EXERCISE ->
Will you transcribe all the entries word for word, skipping the pictures they hold?

INPUT MATERIAL ->
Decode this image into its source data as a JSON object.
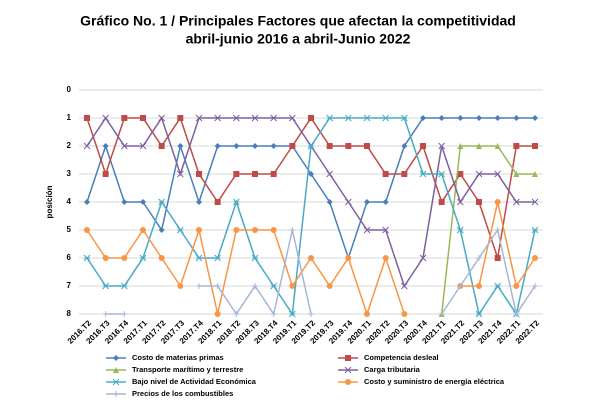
{
  "chart_data": {
    "type": "line",
    "title": "Gráfico No. 1 / Principales Factores que afectan la competitividad",
    "subtitle": "abril-junio 2016 a abril-Junio 2022",
    "y_label": "posición",
    "categories": [
      "2016.T2",
      "2016.T3",
      "2016.T4",
      "2017.T1",
      "2017.T2",
      "2017.T3",
      "2017.T4",
      "2018.T1",
      "2018.T2",
      "2018.T3",
      "2018.T4",
      "2019.T1",
      "2019.T2",
      "2019.T3",
      "2019.T4",
      "2020.T1",
      "2020.T2",
      "2020.T3",
      "2020.T4",
      "2021.T1",
      "2021.T2",
      "2021.T3",
      "2021.T4",
      "2022.T1",
      "2022.T2"
    ],
    "ylim": [
      0,
      8
    ],
    "yticks": [
      0,
      1,
      2,
      3,
      4,
      5,
      6,
      7,
      8
    ],
    "y_reversed": true,
    "grid": true,
    "series": [
      {
        "name": "Costo de materias primas",
        "color": "#4a7ebb",
        "marker": "diamond",
        "values": [
          4,
          2,
          4,
          4,
          5,
          2,
          4,
          2,
          2,
          2,
          2,
          2,
          3,
          4,
          6,
          4,
          4,
          2,
          1,
          1,
          1,
          1,
          1,
          1,
          1
        ]
      },
      {
        "name": "Competencia desleal",
        "color": "#be4b48",
        "marker": "square",
        "values": [
          1,
          3,
          1,
          1,
          2,
          1,
          3,
          4,
          3,
          3,
          3,
          2,
          1,
          2,
          2,
          2,
          3,
          3,
          2,
          4,
          3,
          4,
          6,
          2,
          2
        ]
      },
      {
        "name": "Transporte marítimo y terrestre",
        "color": "#98b954",
        "marker": "triangle",
        "values": [
          null,
          null,
          null,
          null,
          null,
          null,
          null,
          null,
          null,
          null,
          null,
          null,
          null,
          null,
          null,
          null,
          null,
          null,
          null,
          8,
          2,
          2,
          2,
          3,
          3
        ]
      },
      {
        "name": "Carga tributaria",
        "color": "#7d60a0",
        "marker": "x",
        "values": [
          2,
          1,
          2,
          2,
          1,
          3,
          1,
          1,
          1,
          1,
          1,
          1,
          2,
          3,
          4,
          5,
          5,
          7,
          6,
          2,
          4,
          3,
          3,
          4,
          4
        ]
      },
      {
        "name": "Bajo nivel de Actividad Económica",
        "color": "#46aac5",
        "marker": "star",
        "values": [
          6,
          7,
          7,
          6,
          4,
          5,
          6,
          6,
          4,
          6,
          7,
          8,
          2,
          1,
          1,
          1,
          1,
          1,
          3,
          3,
          5,
          8,
          7,
          8,
          5
        ]
      },
      {
        "name": "Costo y suministro de energía eléctrica",
        "color": "#f79646",
        "marker": "circle",
        "values": [
          5,
          6,
          6,
          5,
          6,
          7,
          5,
          8,
          5,
          5,
          5,
          7,
          6,
          7,
          6,
          8,
          6,
          8,
          null,
          null,
          7,
          7,
          4,
          7,
          6
        ]
      },
      {
        "name": "Precios de los combustibles",
        "color": "#a5b6d9",
        "marker": "plus",
        "values": [
          null,
          8,
          8,
          null,
          null,
          null,
          7,
          7,
          8,
          7,
          8,
          5,
          8,
          null,
          null,
          null,
          null,
          null,
          null,
          8,
          7,
          6,
          5,
          8,
          7
        ]
      }
    ]
  }
}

TASK OUTPUT ->
Decode this image into its source data as a JSON object.
{
  "chart_data": {
    "type": "line",
    "title": "Gráfico No. 1 / Principales Factores que afectan la competitividad",
    "subtitle": "abril-junio 2016 a abril-Junio 2022",
    "y_label": "posición",
    "categories": [
      "2016.T2",
      "2016.T3",
      "2016.T4",
      "2017.T1",
      "2017.T2",
      "2017.T3",
      "2017.T4",
      "2018.T1",
      "2018.T2",
      "2018.T3",
      "2018.T4",
      "2019.T1",
      "2019.T2",
      "2019.T3",
      "2019.T4",
      "2020.T1",
      "2020.T2",
      "2020.T3",
      "2020.T4",
      "2021.T1",
      "2021.T2",
      "2021.T3",
      "2021.T4",
      "2022.T1",
      "2022.T2"
    ],
    "ylim": [
      0,
      8
    ],
    "yticks": [
      0,
      1,
      2,
      3,
      4,
      5,
      6,
      7,
      8
    ],
    "y_reversed": true,
    "grid": true,
    "series": [
      {
        "name": "Costo de materias primas",
        "color": "#4a7ebb",
        "marker": "diamond",
        "values": [
          4,
          2,
          4,
          4,
          5,
          2,
          4,
          2,
          2,
          2,
          2,
          2,
          3,
          4,
          6,
          4,
          4,
          2,
          1,
          1,
          1,
          1,
          1,
          1,
          1
        ]
      },
      {
        "name": "Competencia desleal",
        "color": "#be4b48",
        "marker": "square",
        "values": [
          1,
          3,
          1,
          1,
          2,
          1,
          3,
          4,
          3,
          3,
          3,
          2,
          1,
          2,
          2,
          2,
          3,
          3,
          2,
          4,
          3,
          4,
          6,
          2,
          2
        ]
      },
      {
        "name": "Transporte marítimo y terrestre",
        "color": "#98b954",
        "marker": "triangle",
        "values": [
          null,
          null,
          null,
          null,
          null,
          null,
          null,
          null,
          null,
          null,
          null,
          null,
          null,
          null,
          null,
          null,
          null,
          null,
          null,
          8,
          2,
          2,
          2,
          3,
          3
        ]
      },
      {
        "name": "Carga tributaria",
        "color": "#7d60a0",
        "marker": "x",
        "values": [
          2,
          1,
          2,
          2,
          1,
          3,
          1,
          1,
          1,
          1,
          1,
          1,
          2,
          3,
          4,
          5,
          5,
          7,
          6,
          2,
          4,
          3,
          3,
          4,
          4
        ]
      },
      {
        "name": "Bajo nivel de Actividad Económica",
        "color": "#46aac5",
        "marker": "star",
        "values": [
          6,
          7,
          7,
          6,
          4,
          5,
          6,
          6,
          4,
          6,
          7,
          8,
          2,
          1,
          1,
          1,
          1,
          1,
          3,
          3,
          5,
          8,
          7,
          8,
          5
        ]
      },
      {
        "name": "Costo y suministro de energía eléctrica",
        "color": "#f79646",
        "marker": "circle",
        "values": [
          5,
          6,
          6,
          5,
          6,
          7,
          5,
          8,
          5,
          5,
          5,
          7,
          6,
          7,
          6,
          8,
          6,
          8,
          null,
          null,
          7,
          7,
          4,
          7,
          6
        ]
      },
      {
        "name": "Precios de los combustibles",
        "color": "#a5b6d9",
        "marker": "plus",
        "values": [
          null,
          8,
          8,
          null,
          null,
          null,
          7,
          7,
          8,
          7,
          8,
          5,
          8,
          null,
          null,
          null,
          null,
          null,
          null,
          8,
          7,
          6,
          5,
          8,
          7
        ]
      }
    ]
  }
}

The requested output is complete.